======== Rows

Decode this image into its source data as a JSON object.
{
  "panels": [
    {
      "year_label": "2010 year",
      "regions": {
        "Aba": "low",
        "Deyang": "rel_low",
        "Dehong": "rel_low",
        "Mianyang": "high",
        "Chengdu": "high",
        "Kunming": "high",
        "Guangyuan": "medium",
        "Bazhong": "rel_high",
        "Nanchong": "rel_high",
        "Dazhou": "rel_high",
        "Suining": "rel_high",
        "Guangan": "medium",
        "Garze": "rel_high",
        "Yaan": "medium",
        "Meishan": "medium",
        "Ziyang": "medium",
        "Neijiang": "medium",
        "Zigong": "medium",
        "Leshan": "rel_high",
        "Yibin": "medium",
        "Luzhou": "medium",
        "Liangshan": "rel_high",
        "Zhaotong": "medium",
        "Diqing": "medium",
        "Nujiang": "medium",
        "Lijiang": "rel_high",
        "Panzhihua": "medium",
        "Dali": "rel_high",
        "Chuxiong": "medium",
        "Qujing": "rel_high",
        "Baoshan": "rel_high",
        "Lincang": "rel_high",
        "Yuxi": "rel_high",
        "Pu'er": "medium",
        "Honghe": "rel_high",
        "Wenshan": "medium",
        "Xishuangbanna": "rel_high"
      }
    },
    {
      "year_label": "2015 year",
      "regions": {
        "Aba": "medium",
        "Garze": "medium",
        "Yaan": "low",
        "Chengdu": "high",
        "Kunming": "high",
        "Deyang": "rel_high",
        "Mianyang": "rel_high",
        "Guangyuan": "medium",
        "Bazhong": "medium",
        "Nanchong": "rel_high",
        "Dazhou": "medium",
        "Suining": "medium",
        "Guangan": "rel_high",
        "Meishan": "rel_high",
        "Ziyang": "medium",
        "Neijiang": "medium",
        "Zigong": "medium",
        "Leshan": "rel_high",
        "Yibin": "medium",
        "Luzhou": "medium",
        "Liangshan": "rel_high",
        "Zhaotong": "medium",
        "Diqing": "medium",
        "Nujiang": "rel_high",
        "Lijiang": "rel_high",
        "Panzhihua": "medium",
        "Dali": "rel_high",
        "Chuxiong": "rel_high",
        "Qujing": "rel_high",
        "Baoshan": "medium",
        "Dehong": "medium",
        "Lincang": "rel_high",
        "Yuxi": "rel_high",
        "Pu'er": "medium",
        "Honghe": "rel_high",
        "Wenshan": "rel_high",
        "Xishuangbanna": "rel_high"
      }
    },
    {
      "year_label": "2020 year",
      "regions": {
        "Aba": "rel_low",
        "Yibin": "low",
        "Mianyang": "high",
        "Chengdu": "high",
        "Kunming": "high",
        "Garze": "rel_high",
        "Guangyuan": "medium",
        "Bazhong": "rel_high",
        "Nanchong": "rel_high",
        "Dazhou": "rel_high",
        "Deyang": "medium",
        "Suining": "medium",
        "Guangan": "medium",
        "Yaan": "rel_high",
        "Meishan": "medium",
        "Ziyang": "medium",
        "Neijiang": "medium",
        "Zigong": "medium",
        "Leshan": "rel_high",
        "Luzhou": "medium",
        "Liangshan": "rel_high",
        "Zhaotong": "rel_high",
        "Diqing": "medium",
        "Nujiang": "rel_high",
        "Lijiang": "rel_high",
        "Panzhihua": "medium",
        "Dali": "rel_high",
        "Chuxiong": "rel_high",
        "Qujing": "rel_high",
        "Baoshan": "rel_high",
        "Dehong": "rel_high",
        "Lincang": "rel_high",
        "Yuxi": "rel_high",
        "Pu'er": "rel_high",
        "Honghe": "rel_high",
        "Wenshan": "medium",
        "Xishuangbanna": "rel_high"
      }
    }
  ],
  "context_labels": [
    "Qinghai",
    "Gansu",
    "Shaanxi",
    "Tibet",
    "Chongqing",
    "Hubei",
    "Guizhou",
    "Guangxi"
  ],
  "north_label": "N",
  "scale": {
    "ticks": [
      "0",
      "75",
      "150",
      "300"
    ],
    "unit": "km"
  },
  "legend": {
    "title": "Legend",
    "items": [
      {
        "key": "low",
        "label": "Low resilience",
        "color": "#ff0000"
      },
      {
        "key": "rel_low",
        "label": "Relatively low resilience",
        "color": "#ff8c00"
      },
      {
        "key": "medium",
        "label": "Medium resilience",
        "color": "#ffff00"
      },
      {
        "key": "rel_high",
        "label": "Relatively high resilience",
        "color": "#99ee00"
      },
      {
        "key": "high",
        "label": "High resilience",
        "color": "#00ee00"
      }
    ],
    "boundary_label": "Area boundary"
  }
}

================

Your task is to repeat each line of the material exactly.

Decode this image into its source data as a JSON object.
{
  "panels": [
    {
      "year_label": "2010 year",
      "regions": {
        "Aba": "low",
        "Deyang": "rel_low",
        "Dehong": "rel_low",
        "Mianyang": "high",
        "Chengdu": "high",
        "Kunming": "high",
        "Guangyuan": "medium",
        "Bazhong": "rel_high",
        "Nanchong": "rel_high",
        "Dazhou": "rel_high",
        "Suining": "rel_high",
        "Guangan": "medium",
        "Garze": "rel_high",
        "Yaan": "medium",
        "Meishan": "medium",
        "Ziyang": "medium",
        "Neijiang": "medium",
        "Zigong": "medium",
        "Leshan": "rel_high",
        "Yibin": "medium",
        "Luzhou": "medium",
        "Liangshan": "rel_high",
        "Zhaotong": "medium",
        "Diqing": "medium",
        "Nujiang": "medium",
        "Lijiang": "rel_high",
        "Panzhihua": "medium",
        "Dali": "rel_high",
        "Chuxiong": "medium",
        "Qujing": "rel_high",
        "Baoshan": "rel_high",
        "Lincang": "rel_high",
        "Yuxi": "rel_high",
        "Pu'er": "medium",
        "Honghe": "rel_high",
        "Wenshan": "medium",
        "Xishuangbanna": "rel_high"
      }
    },
    {
      "year_label": "2015 year",
      "regions": {
        "Aba": "medium",
        "Garze": "medium",
        "Yaan": "low",
        "Chengdu": "high",
        "Kunming": "high",
        "Deyang": "rel_high",
        "Mianyang": "rel_high",
        "Guangyuan": "medium",
        "Bazhong": "medium",
        "Nanchong": "rel_high",
        "Dazhou": "medium",
        "Suining": "medium",
        "Guangan": "rel_high",
        "Meishan": "rel_high",
        "Ziyang": "medium",
        "Neijiang": "medium",
        "Zigong": "medium",
        "Leshan": "rel_high",
        "Yibin": "medium",
        "Luzhou": "medium",
        "Liangshan": "rel_high",
        "Zhaotong": "medium",
        "Diqing": "medium",
        "Nujiang": "rel_high",
        "Lijiang": "rel_high",
        "Panzhihua": "medium",
        "Dali": "rel_high",
        "Chuxiong": "rel_high",
        "Qujing": "rel_high",
        "Baoshan": "medium",
        "Dehong": "medium",
        "Lincang": "rel_high",
        "Yuxi": "rel_high",
        "Pu'er": "medium",
        "Honghe": "rel_high",
        "Wenshan": "rel_high",
        "Xishuangbanna": "rel_high"
      }
    },
    {
      "year_label": "2020 year",
      "regions": {
        "Aba": "rel_low",
        "Yibin": "low",
        "Mianyang": "high",
        "Chengdu": "high",
        "Kunming": "high",
        "Garze": "rel_high",
        "Guangyuan": "medium",
        "Bazhong": "rel_high",
        "Nanchong": "rel_high",
        "Dazhou": "rel_high",
        "Deyang": "medium",
        "Suining": "medium",
        "Guangan": "medium",
        "Yaan": "rel_high",
        "Meishan": "medium",
        "Ziyang": "medium",
        "Neijiang": "medium",
        "Zigong": "medium",
        "Leshan": "rel_high",
        "Luzhou": "medium",
        "Liangshan": "rel_high",
        "Zhaotong": "rel_high",
        "Diqing": "medium",
        "Nujiang": "rel_high",
        "Lijiang": "rel_high",
        "Panzhihua": "medium",
        "Dali": "rel_high",
        "Chuxiong": "rel_high",
        "Qujing": "rel_high",
        "Baoshan": "rel_high",
        "Dehong": "rel_high",
        "Lincang": "rel_high",
        "Yuxi": "rel_high",
        "Pu'er": "rel_high",
        "Honghe": "rel_high",
        "Wenshan": "medium",
        "Xishuangbanna": "rel_high"
      }
    }
  ],
  "context_labels": [
    "Qinghai",
    "Gansu",
    "Shaanxi",
    "Tibet",
    "Chongqing",
    "Hubei",
    "Guizhou",
    "Guangxi"
  ],
  "north_label": "N",
  "scale": {
    "ticks": [
      "0",
      "75",
      "150",
      "300"
    ],
    "unit": "km"
  },
  "legend": {
    "title": "Legend",
    "items": [
      {
        "key": "low",
        "label": "Low resilience",
        "color": "#ff0000"
      },
      {
        "key": "rel_low",
        "label": "Relatively low resilience",
        "color": "#ff8c00"
      },
      {
        "key": "medium",
        "label": "Medium resilience",
        "color": "#ffff00"
      },
      {
        "key": "rel_high",
        "label": "Relatively high resilience",
        "color": "#99ee00"
      },
      {
        "key": "high",
        "label": "High resilience",
        "color": "#00ee00"
      }
    ],
    "boundary_label": "Area boundary"
  }
}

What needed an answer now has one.